Over the past decade, molecular studies of insecticide resistance have advanced rapidly. Many genes involved in target site and metabolic resistance mechanisms have been identified. The transcriptional regulation of gene expression is a primary approach by which insects adapt to a changing environment.32 The evolution of insecticide resistance acts by selection of these mechanisms, typically requiring the interaction of multiple genes.32 It is also reported that pesticides affected the interaction of multiple genes in mosquitoes.32,33 In the other study, the expression of ~1/4 of the detoxification genes in An. gambiae was found to be developmentally regulated.34 One of the best-known organic pesticides is Rotenone, an inhibitor of Complex I, which is found in several genera of tropical leguminosae plants.35 Several hydrophobic and amphipathic compounds including some detergents inhibit the ubiquinone reductase reaction of respiratory chain Complex I.36

AetNDUFS8 mRNA expression levels of 5-day old adults of Ae. taeniorhynchus were significantly upregulated at 15 minutes after permethrin treatments (both HD and LD). During the time course study, AetNDUFS8 mRNA expression level of 5-day old female adults of Ae. taeniorhynchus showed unpredictable fluctuation between HD and LD permethrin treatments compared with the control. This indicated that AetNDUFS8 transcript levels in adult Ae. taeniorhynchus might have differences in response to the different concentration of permethrin treatment, which might reveal the pesticide mechanism in the mosquito related role of the NADH in the respiratory function of Complex I. Furthermore, understanding of the pesticide mechanism in the mosquito may help to find new inhibitors of Complex I, which could be used as new pesticides.21

Mitochondrially encoded AetNADH5 transcription during Ae. taeniorhynchus development

In the current study, we also demonstrated the expression of AetNADH5 in different developmental stages of Ae. taeniorhynchus by qPCR. Our results revealed that AetNADH5 was expressed throughout the developmental stages of Ae. taeniorhynchus. However, the expression level of AetNADH5 in embryonic stage was significantly higher than that in the larval stages (Figure 3). This observation is of importance in that it suggests that AetNADH5 might play a functional role in embryonic development in Ae. taeniorhynchus. Our results also revealed that AetNADH5 expression levels in late pupal and early adult stages were significantly higher than in the larval stage. Furthermore, at different times within each developmental stage, the expression levels of AetNADH5 were different, suggesting that AetNADH5 plays a critical role throughout the physiological process of the development of Ae. taeniorhynchus. Meanwhile, the relative low levels of AetNADH transcription in older or senescent males and females suggest that mitochondrial dysfunction may also play a role in the attenuation of gene expression, which is similar to the cytochrome c and cytochrome b gene expression in the Ae. aegypti.26,27

The crucial role of NADH in the respiratory function of Complex I has been demonstrated by linking mutation in subunits to certain diseases.14 In humans, mutations in the subunits of Complex I can cause mitochondrial diseases, including Leigh syndrome known as Subacute Necrotizing Encephalomyelopathy.3740 Mitochondrial dysfunction has been associated with Parkinson’s disease, particularly widely demonstrated in Complex I impairment and subsequent oxidative stress.4145 There are also many mitochondrial dysfunction mutations in insects, such as Drosophila.4650

The mitochondrial gene expression data can be used in RNAi studies to investigate the functional role of mitochondrial genes in mosquito development. The mitochondrial gene NADH can also provide information to identify ecotypes of mosquitoes from different geographical locations in the United States and other countries.9

In conclusion, the expressions of AetNDUFS8 and AetNADH5 in the life cycle of Ae. taeniorhynchus were regulated developmentally and environmentally. The mRNA expressions of AetNDUFS8 and AetNADH5 have, for the first time, been examined in detail for all developmental stages of Ae. taeniorhynchus. This study suggests that AetNDUFS8 and AetNADH5 play an important role in the development of Ae. taeniorhynchus and will provide information useful for designing dsRNA pesticide for mosquito control.

+===+

** CHECK YOUR UNDERSTANDING **
- 1) In the passage on mosquito gene expression, translate this sentence into Spanish: "Our results revealed that AetNADH5 was expressed throughout the developmental stages of Ae. taeniorhynchus."
- 2) Set down everything in the passage on mosquito gene expression from "In conclusion, the" down to "for mosquito control.", word for word.

+===+

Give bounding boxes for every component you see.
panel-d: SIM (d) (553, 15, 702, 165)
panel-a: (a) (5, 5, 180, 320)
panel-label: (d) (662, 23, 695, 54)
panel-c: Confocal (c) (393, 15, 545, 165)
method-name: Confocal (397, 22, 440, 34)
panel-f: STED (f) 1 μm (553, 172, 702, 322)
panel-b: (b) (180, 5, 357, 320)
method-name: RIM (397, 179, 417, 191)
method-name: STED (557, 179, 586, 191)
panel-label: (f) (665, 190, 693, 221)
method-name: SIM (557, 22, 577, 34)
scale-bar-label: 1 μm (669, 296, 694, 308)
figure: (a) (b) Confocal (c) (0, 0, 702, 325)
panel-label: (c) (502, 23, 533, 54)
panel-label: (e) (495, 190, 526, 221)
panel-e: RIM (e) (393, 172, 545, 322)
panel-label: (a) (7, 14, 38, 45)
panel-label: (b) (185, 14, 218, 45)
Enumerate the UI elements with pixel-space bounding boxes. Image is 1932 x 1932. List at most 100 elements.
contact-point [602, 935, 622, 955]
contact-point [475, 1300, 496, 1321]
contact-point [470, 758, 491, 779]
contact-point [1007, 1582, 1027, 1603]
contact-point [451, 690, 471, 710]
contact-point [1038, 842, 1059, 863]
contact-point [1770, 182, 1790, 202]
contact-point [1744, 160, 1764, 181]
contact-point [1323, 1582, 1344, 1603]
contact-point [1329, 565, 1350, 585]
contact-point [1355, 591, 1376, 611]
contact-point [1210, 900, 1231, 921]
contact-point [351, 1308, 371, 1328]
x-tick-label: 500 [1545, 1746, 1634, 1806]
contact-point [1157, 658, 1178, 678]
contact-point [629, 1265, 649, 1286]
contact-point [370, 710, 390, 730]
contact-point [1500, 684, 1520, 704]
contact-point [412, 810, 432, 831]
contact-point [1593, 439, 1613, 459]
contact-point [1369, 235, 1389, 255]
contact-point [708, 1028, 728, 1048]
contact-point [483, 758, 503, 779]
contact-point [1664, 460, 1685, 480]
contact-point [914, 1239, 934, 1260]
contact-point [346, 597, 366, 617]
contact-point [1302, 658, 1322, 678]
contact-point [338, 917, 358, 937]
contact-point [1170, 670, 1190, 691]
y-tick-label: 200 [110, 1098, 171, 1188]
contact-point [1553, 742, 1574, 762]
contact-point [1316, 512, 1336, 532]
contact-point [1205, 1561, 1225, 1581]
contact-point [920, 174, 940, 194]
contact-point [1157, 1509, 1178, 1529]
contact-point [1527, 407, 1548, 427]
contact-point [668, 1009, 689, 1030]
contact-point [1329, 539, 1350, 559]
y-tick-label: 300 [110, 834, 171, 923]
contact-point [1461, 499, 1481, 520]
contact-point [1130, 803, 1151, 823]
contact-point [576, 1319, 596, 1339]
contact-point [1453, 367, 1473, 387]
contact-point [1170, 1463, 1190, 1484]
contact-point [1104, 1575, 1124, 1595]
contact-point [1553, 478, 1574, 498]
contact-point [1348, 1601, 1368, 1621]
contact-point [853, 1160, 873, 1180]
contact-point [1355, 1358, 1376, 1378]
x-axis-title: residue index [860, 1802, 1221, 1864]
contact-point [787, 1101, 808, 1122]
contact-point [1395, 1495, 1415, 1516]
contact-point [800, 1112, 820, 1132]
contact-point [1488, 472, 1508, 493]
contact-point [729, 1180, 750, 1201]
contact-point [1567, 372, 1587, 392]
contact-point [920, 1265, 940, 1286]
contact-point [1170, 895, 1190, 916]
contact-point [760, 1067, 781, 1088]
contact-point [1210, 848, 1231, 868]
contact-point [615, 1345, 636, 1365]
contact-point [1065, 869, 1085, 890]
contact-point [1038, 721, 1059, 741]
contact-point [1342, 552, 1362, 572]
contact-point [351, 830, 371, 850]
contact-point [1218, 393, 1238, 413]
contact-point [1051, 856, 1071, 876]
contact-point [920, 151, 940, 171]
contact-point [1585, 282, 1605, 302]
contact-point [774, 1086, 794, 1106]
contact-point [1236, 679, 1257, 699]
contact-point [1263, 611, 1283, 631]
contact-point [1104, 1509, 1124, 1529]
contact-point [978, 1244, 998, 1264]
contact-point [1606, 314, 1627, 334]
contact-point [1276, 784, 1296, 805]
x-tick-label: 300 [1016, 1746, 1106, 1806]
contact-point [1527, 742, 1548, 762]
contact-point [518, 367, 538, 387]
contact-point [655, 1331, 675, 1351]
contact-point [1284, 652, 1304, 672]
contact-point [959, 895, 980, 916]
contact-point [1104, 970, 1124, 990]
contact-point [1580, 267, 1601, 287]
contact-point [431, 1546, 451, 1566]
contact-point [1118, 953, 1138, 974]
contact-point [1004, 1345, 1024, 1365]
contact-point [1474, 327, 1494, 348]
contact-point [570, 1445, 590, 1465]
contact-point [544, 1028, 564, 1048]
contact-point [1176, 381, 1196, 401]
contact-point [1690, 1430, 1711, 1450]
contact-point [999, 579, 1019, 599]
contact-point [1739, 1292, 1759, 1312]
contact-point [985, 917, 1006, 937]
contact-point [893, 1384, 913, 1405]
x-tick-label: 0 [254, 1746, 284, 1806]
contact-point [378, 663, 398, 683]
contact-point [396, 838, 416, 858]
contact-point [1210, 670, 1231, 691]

+===+

** SOLUTIONS TO THE TASKS **
- 1) Nuestros resultados revelaron que AetNADH5 se expresaba a lo largo de todas las etapas de desarrollo de Ae. taeniorhynchus.

- 2)
In conclusion, the expressions of AetNDUFS8 and AetNADH5 in the life cycle of Ae. taeniorhynchus were regulated developmentally and environmentally. The mRNA expressions of AetNDUFS8 and AetNADH5 have, for the first time, been examined in detail for all developmental stages of Ae. taeniorhynchus. This study suggests that AetNDUFS8 and AetNADH5 play an important role in the development of Ae. taeniorhynchus and will provide information useful for designing dsRNA pesticide for mosquito control.